- Problem details
Reproduce the data in its entirety, exactly as supplied.

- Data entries
* BEGIN *
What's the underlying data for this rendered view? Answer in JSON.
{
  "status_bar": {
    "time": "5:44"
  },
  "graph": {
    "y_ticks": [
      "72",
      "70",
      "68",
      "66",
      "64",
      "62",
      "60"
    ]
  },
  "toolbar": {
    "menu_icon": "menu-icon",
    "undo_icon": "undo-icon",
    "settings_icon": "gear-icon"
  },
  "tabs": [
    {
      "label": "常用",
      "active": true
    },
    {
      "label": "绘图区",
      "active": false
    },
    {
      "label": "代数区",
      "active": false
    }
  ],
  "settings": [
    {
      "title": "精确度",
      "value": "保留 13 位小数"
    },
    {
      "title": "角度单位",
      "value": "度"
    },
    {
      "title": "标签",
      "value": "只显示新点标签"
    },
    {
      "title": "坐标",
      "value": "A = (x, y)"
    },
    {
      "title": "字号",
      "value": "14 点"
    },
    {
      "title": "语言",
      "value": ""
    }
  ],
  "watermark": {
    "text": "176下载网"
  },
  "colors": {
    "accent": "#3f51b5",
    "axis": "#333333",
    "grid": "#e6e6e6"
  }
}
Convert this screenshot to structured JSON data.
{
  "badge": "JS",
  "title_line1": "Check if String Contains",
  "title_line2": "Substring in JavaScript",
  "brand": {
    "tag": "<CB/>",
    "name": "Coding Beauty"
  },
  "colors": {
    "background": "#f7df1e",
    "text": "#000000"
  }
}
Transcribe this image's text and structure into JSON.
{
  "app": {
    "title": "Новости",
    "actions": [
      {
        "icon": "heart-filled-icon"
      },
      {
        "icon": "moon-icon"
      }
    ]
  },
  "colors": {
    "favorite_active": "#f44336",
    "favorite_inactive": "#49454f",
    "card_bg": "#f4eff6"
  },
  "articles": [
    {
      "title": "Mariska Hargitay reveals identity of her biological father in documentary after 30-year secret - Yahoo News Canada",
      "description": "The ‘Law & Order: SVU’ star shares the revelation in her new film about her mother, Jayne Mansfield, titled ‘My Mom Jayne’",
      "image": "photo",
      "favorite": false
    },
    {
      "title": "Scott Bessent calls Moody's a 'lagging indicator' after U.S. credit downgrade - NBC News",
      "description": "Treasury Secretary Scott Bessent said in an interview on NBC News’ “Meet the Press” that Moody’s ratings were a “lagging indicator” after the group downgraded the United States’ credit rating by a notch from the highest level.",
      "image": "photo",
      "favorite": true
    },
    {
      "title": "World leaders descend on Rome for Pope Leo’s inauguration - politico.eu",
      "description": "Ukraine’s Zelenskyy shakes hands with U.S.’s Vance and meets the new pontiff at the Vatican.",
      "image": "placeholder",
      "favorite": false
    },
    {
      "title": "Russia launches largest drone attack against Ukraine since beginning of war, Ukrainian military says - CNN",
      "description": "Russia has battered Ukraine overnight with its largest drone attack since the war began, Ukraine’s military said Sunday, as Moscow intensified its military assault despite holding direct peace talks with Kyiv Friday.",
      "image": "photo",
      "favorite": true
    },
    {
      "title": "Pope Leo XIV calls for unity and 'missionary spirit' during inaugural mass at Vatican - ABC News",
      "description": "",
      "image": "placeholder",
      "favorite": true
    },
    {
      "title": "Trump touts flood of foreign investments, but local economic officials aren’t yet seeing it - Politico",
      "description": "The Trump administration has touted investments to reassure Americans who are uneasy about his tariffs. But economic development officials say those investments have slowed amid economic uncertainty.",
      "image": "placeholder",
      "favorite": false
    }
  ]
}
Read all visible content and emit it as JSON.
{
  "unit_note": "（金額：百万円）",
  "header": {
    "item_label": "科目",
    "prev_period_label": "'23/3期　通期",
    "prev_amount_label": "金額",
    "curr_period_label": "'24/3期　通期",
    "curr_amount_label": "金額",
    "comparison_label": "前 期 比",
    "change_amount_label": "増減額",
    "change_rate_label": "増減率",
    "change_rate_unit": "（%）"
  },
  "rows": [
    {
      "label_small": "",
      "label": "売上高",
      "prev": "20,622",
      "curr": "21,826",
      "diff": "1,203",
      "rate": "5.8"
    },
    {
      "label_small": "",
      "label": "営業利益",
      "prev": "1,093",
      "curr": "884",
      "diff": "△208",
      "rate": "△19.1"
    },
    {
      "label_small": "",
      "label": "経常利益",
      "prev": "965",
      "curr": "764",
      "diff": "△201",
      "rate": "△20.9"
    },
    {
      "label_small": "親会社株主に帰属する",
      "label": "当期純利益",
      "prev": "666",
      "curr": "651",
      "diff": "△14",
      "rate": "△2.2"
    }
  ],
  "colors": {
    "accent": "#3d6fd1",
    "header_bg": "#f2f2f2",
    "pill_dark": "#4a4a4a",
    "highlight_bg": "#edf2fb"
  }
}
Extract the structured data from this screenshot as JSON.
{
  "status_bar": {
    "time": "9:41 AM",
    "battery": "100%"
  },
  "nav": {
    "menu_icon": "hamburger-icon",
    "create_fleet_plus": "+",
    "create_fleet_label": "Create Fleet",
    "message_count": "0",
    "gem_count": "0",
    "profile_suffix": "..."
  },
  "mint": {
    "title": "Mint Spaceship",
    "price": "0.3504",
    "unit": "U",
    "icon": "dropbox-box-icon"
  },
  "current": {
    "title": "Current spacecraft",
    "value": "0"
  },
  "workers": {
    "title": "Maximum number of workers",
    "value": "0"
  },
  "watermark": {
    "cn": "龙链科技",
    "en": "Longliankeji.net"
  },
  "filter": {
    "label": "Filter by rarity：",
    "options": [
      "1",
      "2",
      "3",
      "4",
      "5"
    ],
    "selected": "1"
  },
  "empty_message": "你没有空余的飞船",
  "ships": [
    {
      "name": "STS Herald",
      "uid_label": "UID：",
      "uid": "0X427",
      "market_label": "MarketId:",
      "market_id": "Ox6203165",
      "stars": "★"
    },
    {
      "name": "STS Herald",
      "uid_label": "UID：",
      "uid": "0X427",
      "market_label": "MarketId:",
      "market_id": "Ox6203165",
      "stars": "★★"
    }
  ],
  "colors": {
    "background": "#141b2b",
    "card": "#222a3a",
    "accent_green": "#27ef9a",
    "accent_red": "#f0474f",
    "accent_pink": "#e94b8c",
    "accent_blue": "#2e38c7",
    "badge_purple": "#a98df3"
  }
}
* END *
- Solution for this exercise
What's the underlying data for this rendered view? Answer in JSON.
{
  "status_bar": {
    "time": "5:44"
  },
  "graph": {
    "y_ticks": [
      "72",
      "70",
      "68",
      "66",
      "64",
      "62",
      "60"
    ]
  },
  "toolbar": {
    "menu_icon": "menu-icon",
    "undo_icon": "undo-icon",
    "settings_icon": "gear-icon"
  },
  "tabs": [
    {
      "label": "常用",
      "active": true
    },
    {
      "label": "绘图区",
      "active": false
    },
    {
      "label": "代数区",
      "active": false
    }
  ],
  "settings": [
    {
      "title": "精确度",
      "value": "保留 13 位小数"
    },
    {
      "title": "角度单位",
      "value": "度"
    },
    {
      "title": "标签",
      "value": "只显示新点标签"
    },
    {
      "title": "坐标",
      "value": "A = (x, y)"
    },
    {
      "title": "字号",
      "value": "14 点"
    },
    {
      "title": "语言",
      "value": ""
    }
  ],
  "watermark": {
    "text": "176下载网"
  },
  "colors": {
    "accent": "#3f51b5",
    "axis": "#333333",
    "grid": "#e6e6e6"
  }
}
Convert this screenshot to structured JSON data.
{
  "badge": "JS",
  "title_line1": "Check if String Contains",
  "title_line2": "Substring in JavaScript",
  "brand": {
    "tag": "<CB/>",
    "name": "Coding Beauty"
  },
  "colors": {
    "background": "#f7df1e",
    "text": "#000000"
  }
}
Transcribe this image's text and structure into JSON.
{
  "app": {
    "title": "Новости",
    "actions": [
      {
        "icon": "heart-filled-icon"
      },
      {
        "icon": "moon-icon"
      }
    ]
  },
  "colors": {
    "favorite_active": "#f44336",
    "favorite_inactive": "#49454f",
    "card_bg": "#f4eff6"
  },
  "articles": [
    {
      "title": "Mariska Hargitay reveals identity of her biological father in documentary after 30-year secret - Yahoo News Canada",
      "description": "The ‘Law & Order: SVU’ star shares the revelation in her new film about her mother, Jayne Mansfield, titled ‘My Mom Jayne’",
      "image": "photo",
      "favorite": false
    },
    {
      "title": "Scott Bessent calls Moody's a 'lagging indicator' after U.S. credit downgrade - NBC News",
      "description": "Treasury Secretary Scott Bessent said in an interview on NBC News’ “Meet the Press” that Moody’s ratings were a “lagging indicator” after the group downgraded the United States’ credit rating by a notch from the highest level.",
      "image": "photo",
      "favorite": true
    },
    {
      "title": "World leaders descend on Rome for Pope Leo’s inauguration - politico.eu",
      "description": "Ukraine’s Zelenskyy shakes hands with U.S.’s Vance and meets the new pontiff at the Vatican.",
      "image": "placeholder",
      "favorite": false
    },
    {
      "title": "Russia launches largest drone attack against Ukraine since beginning of war, Ukrainian military says - CNN",
      "description": "Russia has battered Ukraine overnight with its largest drone attack since the war began, Ukraine’s military said Sunday, as Moscow intensified its military assault despite holding direct peace talks with Kyiv Friday.",
      "image": "photo",
      "favorite": true
    },
    {
      "title": "Pope Leo XIV calls for unity and 'missionary spirit' during inaugural mass at Vatican - ABC News",
      "description": "",
      "image": "placeholder",
      "favorite": true
    },
    {
      "title": "Trump touts flood of foreign investments, but local economic officials aren’t yet seeing it - Politico",
      "description": "The Trump administration has touted investments to reassure Americans who are uneasy about his tariffs. But economic development officials say those investments have slowed amid economic uncertainty.",
      "image": "placeholder",
      "favorite": false
    }
  ]
}
Read all visible content and emit it as JSON.
{
  "unit_note": "（金額：百万円）",
  "header": {
    "item_label": "科目",
    "prev_period_label": "'23/3期　通期",
    "prev_amount_label": "金額",
    "curr_period_label": "'24/3期　通期",
    "curr_amount_label": "金額",
    "comparison_label": "前 期 比",
    "change_amount_label": "増減額",
    "change_rate_label": "増減率",
    "change_rate_unit": "（%）"
  },
  "rows": [
    {
      "label_small": "",
      "label": "売上高",
      "prev": "20,622",
      "curr": "21,826",
      "diff": "1,203",
      "rate": "5.8"
    },
    {
      "label_small": "",
      "label": "営業利益",
      "prev": "1,093",
      "curr": "884",
      "diff": "△208",
      "rate": "△19.1"
    },
    {
      "label_small": "",
      "label": "経常利益",
      "prev": "965",
      "curr": "764",
      "diff": "△201",
      "rate": "△20.9"
    },
    {
      "label_small": "親会社株主に帰属する",
      "label": "当期純利益",
      "prev": "666",
      "curr": "651",
      "diff": "△14",
      "rate": "△2.2"
    }
  ],
  "colors": {
    "accent": "#3d6fd1",
    "header_bg": "#f2f2f2",
    "pill_dark": "#4a4a4a",
    "highlight_bg": "#edf2fb"
  }
}
Extract the structured data from this screenshot as JSON.
{
  "status_bar": {
    "time": "9:41 AM",
    "battery": "100%"
  },
  "nav": {
    "menu_icon": "hamburger-icon",
    "create_fleet_plus": "+",
    "create_fleet_label": "Create Fleet",
    "message_count": "0",
    "gem_count": "0",
    "profile_suffix": "..."
  },
  "mint": {
    "title": "Mint Spaceship",
    "price": "0.3504",
    "unit": "U",
    "icon": "dropbox-box-icon"
  },
  "current": {
    "title": "Current spacecraft",
    "value": "0"
  },
  "workers": {
    "title": "Maximum number of workers",
    "value": "0"
  },
  "watermark": {
    "cn": "龙链科技",
    "en": "Longliankeji.net"
  },
  "filter": {
    "label": "Filter by rarity：",
    "options": [
      "1",
      "2",
      "3",
      "4",
      "5"
    ],
    "selected": "1"
  },
  "empty_message": "你没有空余的飞船",
  "ships": [
    {
      "name": "STS Herald",
      "uid_label": "UID：",
      "uid": "0X427",
      "market_label": "MarketId:",
      "market_id": "Ox6203165",
      "stars": "★"
    },
    {
      "name": "STS Herald",
      "uid_label": "UID：",
      "uid": "0X427",
      "market_label": "MarketId:",
      "market_id": "Ox6203165",
      "stars": "★★"
    }
  ],
  "colors": {
    "background": "#141b2b",
    "card": "#222a3a",
    "accent_green": "#27ef9a",
    "accent_red": "#f0474f",
    "accent_pink": "#e94b8c",
    "accent_blue": "#2e38c7",
    "badge_purple": "#a98df3"
  }
}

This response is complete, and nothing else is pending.